**ЗАДАНИЕ A:**
Перепечатайте из текста об операции отрывок, начиная со слов «Разрыв ушили, брюхо» и дальше до слов «свою роль играют.» включительно.
**ЗАДАНИЕ B:**
Перескажите в виде короткого списка абзац текста об операции, который начинается словами «Разрыв ушили, брюхо промыли от борща», сохранив главные факты.

**ИСХОДНЫЙ ТЕКСТ:**
----

Вот уж видна белая линия живота — прочное сухожилие, что разделяет брюшную стенку на симметричные половинки. Этот апоневроз вскрывается буквально одним движением, словно это не профессор медицины, а скрипач на сольном концерте. Руки ассистентов сдвигают тяжелый пласт сальника, и под ним появляется... борщ!!! Точнее, плавающие в борще кишки. а по операционной тут же разносится мощный запах пива. Кто-то из курсантов растерянно бормочет: «Жигулёвское, поди...» Профессор недовольно бросает: «Это кто тут такой знаток?» — и на болтуна дружно зашипели. Всех сейчас больше волнует не сорт пива, а сама причина нахождения этого винегрета в брюшной полости. Неужели и вправду прободная язва, где в желудочной стенке образуется свищ, через который изливается содержимое? Нет, всё проще.
При ревизии желудка никакой язвы не нашли. Желудочек был правда что надо! Объём нормального желудка около литра, ну полтора. Этот же куда более трёх. Бурдюк, а не желудок! На человека, прошедшего курс нормальной анатомии, такой производит впечатление, пусть даже пустой. И на передней стенке этого «вместилища», где-то сантиметров пять от малой кривизны, находился огромный, в ладонь, РАЗРЫВ! Заполненный до отказа борщом и пивом, желудок элементарно лопнул, когда Михаил Александрович плюхнулся на сиденье в метро.
Разрыв ушили, брюхо промыли от борща. Потом долго боролись с инфекционными осложнениями. Но выжил наш гигант. За долгий и мучительный послеоперационный период даже весу порядочно сбросил — перед выпиской на нём громадными лопухами висела излишняя кожа. Здесь, правда, начальник кафедры один секретик сотворил — ушил он нашему толстячку желудок весьма хитро, так что от трёхлитрового бурдюка остался маленький мешочек — с кулачок. Хочешь не хочешь, а всю оставшуюся жизнь ему максимум по полмиски супчика кушать придётся — больше за раз не влезет. Самое радикальное средство от ожирения.
Тут бы и позубоскалить насчёт неумеренного обжорства, да не получается. Болезнь это. Нельзя обжорство списывать исключительно на личную распущенность, хоть таковая и важнейший фактор. Тут и генетика, и психология тоже свою роль играют.

----

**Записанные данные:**
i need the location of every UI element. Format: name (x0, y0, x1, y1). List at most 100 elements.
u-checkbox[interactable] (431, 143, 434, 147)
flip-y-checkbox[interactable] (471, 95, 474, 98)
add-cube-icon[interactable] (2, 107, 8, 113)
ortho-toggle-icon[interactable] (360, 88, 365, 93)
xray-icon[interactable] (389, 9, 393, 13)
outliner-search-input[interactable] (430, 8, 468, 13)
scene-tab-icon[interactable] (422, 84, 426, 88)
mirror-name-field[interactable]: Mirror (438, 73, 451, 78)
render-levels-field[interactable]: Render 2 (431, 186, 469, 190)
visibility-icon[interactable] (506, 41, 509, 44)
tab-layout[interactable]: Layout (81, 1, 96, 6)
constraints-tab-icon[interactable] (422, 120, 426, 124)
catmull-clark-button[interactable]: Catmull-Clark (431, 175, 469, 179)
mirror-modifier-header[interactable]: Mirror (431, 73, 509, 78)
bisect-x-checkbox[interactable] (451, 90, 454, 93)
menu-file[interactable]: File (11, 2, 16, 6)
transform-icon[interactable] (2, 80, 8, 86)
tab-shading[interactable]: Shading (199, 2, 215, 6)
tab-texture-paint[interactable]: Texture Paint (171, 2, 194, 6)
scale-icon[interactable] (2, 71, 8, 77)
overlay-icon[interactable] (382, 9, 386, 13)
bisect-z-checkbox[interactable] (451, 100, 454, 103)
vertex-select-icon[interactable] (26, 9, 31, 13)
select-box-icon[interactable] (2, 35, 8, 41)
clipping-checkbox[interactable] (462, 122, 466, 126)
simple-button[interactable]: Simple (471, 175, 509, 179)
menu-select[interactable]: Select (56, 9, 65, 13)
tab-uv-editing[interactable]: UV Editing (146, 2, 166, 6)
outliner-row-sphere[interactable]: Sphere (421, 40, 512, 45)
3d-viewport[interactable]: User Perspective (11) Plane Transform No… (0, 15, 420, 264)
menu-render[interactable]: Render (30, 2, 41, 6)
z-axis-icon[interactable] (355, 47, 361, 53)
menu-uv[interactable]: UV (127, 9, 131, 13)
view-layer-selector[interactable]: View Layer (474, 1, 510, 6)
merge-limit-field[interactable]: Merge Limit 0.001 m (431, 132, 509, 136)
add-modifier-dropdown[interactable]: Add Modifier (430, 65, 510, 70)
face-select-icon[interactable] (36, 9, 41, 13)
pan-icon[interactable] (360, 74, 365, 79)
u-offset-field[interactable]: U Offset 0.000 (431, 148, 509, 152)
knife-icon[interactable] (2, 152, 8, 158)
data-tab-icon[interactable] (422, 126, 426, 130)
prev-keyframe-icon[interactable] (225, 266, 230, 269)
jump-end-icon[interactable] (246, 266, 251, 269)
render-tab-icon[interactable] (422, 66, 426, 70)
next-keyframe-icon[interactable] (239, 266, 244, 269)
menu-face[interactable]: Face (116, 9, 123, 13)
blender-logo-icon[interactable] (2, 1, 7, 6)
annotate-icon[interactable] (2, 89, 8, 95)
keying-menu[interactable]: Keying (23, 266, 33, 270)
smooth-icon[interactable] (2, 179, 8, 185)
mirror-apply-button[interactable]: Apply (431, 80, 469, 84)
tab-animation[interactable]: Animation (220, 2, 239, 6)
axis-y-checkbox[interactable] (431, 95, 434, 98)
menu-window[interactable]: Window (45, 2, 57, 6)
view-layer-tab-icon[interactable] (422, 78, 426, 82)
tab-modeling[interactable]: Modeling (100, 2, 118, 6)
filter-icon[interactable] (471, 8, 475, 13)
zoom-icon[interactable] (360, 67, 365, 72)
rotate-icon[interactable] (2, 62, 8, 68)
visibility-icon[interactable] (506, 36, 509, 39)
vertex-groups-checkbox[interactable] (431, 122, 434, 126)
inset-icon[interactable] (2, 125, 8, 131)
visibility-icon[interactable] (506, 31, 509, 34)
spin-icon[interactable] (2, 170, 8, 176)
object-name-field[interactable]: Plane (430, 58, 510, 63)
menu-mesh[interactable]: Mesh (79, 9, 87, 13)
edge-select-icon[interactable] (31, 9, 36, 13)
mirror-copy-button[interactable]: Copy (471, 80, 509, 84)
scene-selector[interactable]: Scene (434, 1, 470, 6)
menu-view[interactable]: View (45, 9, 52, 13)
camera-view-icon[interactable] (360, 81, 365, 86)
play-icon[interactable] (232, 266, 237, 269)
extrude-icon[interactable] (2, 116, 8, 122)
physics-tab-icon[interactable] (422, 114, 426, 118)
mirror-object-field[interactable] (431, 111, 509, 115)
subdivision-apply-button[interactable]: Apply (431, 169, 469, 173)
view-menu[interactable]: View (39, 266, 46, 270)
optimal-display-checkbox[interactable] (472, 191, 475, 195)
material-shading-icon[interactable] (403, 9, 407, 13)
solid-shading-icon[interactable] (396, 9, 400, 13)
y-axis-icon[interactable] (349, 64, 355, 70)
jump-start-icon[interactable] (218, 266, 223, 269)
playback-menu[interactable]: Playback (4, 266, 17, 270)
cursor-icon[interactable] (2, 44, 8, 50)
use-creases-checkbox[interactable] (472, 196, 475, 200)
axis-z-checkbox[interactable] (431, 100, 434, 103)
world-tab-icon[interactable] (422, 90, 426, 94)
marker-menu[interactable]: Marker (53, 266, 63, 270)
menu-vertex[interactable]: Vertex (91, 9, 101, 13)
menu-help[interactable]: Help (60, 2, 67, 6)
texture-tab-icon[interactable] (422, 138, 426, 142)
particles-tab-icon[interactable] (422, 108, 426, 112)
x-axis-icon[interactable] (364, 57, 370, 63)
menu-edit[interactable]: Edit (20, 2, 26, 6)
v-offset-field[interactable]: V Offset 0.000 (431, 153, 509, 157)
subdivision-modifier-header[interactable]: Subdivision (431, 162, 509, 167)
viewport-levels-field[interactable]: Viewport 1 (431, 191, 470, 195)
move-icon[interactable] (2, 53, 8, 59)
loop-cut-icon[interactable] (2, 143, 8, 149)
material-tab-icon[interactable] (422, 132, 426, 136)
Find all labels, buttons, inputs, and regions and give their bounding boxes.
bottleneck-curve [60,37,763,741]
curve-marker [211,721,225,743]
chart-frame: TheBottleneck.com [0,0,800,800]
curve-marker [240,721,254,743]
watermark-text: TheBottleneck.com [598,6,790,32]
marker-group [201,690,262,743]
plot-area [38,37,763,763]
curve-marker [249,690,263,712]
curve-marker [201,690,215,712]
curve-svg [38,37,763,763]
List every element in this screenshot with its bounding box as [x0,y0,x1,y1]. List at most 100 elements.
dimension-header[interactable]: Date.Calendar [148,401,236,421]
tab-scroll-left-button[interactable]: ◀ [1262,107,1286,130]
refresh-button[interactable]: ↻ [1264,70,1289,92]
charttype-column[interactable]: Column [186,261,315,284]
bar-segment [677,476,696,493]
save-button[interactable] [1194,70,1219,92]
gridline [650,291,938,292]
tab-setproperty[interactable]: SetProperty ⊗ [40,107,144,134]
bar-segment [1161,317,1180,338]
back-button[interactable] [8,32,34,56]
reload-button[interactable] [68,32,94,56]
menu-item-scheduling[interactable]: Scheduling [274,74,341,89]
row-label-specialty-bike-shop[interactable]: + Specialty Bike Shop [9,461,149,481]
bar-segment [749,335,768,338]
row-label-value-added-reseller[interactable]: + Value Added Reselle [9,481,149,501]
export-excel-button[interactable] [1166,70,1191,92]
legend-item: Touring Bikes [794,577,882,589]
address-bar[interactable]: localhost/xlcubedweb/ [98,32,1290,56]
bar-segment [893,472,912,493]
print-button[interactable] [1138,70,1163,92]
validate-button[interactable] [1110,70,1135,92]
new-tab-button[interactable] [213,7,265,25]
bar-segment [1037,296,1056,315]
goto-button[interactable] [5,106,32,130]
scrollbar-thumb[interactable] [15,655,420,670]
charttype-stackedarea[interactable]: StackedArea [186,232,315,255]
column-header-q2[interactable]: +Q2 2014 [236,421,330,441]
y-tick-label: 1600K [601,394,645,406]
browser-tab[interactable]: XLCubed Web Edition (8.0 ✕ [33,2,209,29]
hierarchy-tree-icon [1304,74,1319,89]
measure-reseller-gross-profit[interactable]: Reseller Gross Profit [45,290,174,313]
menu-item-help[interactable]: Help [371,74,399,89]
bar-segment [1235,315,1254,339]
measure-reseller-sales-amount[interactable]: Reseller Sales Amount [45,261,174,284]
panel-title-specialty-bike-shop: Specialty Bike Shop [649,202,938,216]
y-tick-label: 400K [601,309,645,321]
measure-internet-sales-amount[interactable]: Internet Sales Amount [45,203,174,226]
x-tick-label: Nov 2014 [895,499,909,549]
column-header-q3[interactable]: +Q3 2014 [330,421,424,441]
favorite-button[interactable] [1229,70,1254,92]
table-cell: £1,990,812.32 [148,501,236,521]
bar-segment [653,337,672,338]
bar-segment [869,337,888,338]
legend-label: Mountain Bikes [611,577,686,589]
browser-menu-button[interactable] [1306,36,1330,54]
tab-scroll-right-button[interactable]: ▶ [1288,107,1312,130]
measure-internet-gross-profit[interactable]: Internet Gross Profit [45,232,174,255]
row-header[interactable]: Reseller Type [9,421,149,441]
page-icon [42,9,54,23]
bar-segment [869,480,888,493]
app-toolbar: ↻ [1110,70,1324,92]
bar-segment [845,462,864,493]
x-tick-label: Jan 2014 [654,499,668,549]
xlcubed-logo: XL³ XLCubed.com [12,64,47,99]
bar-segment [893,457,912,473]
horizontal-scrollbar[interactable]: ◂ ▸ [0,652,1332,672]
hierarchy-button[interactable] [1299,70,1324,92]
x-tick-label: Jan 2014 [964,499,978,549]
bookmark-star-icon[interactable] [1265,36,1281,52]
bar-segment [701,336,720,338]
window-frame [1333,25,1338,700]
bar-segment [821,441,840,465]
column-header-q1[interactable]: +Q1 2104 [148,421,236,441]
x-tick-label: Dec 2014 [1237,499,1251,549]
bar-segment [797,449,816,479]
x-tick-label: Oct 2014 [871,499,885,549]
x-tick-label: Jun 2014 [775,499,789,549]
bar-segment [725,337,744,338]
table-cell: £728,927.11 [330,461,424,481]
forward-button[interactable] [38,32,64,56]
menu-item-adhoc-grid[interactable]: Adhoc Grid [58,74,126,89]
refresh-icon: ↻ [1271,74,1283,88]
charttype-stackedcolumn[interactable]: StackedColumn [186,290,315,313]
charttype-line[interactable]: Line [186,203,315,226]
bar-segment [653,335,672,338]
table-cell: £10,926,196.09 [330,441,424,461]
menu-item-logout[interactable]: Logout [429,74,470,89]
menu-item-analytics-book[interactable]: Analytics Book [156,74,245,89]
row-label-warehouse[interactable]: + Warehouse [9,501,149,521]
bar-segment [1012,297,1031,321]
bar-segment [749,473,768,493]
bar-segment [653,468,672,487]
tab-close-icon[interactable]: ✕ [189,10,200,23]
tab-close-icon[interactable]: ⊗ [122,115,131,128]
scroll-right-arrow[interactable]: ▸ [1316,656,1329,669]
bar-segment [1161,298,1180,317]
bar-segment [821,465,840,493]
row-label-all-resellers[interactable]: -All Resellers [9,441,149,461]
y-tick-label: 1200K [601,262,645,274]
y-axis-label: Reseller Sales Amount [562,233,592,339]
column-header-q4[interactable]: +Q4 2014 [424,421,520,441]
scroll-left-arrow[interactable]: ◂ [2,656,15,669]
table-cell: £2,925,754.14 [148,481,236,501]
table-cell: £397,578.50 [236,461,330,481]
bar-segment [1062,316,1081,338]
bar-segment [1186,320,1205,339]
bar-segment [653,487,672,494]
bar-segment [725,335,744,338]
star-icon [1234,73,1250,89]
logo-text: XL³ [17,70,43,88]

----

**ОТВЕТ A:**
Разрыв ушили, брюхо промыли от борща. Потом долго боролись с инфекционными осложнениями. Но выжил наш гигант. За долгий и мучительный послеоперационный период даже весу порядочно сбросил — перед выпиской на нём громадными лопухами висела излишняя кожа. Здесь, правда, начальник кафедры один секретик сотворил — ушил он нашему толстячку желудок весьма хитро, так что от трёхлитрового бурдюка остался маленький мешочек — с кулачок. Хочешь не хочешь, а всю оставшуюся жизнь ему максимум по полмиски супчика кушать придётся — больше за раз не влезет. Самое радикальное средство от ожирения.
Тут бы и позубоскалить насчёт неумеренного обжорства, да не получается. Болезнь это. Нельзя обжорство списывать исключительно на личную распущенность, хоть таковая и важнейший фактор. Тут и генетика, и психология тоже свою роль играют.

**ОТВЕТ B:**
- Разрыв желудка зашили, брюшную полость промыли от борща.
- После этого долго боролись с инфекционными осложнениями, но пациент выжил.
- За долгий послеоперационный период он заметно похудел, и к выписке на нём висела лишняя кожа.
- Начальник кафедры хитро ушил желудок: вместо трёхлитрового остался мешочек размером с кулачок.
- Теперь пациент всю жизнь сможет съедать за раз не больше полмиски супа. Это самое радикальное средство от ожирения.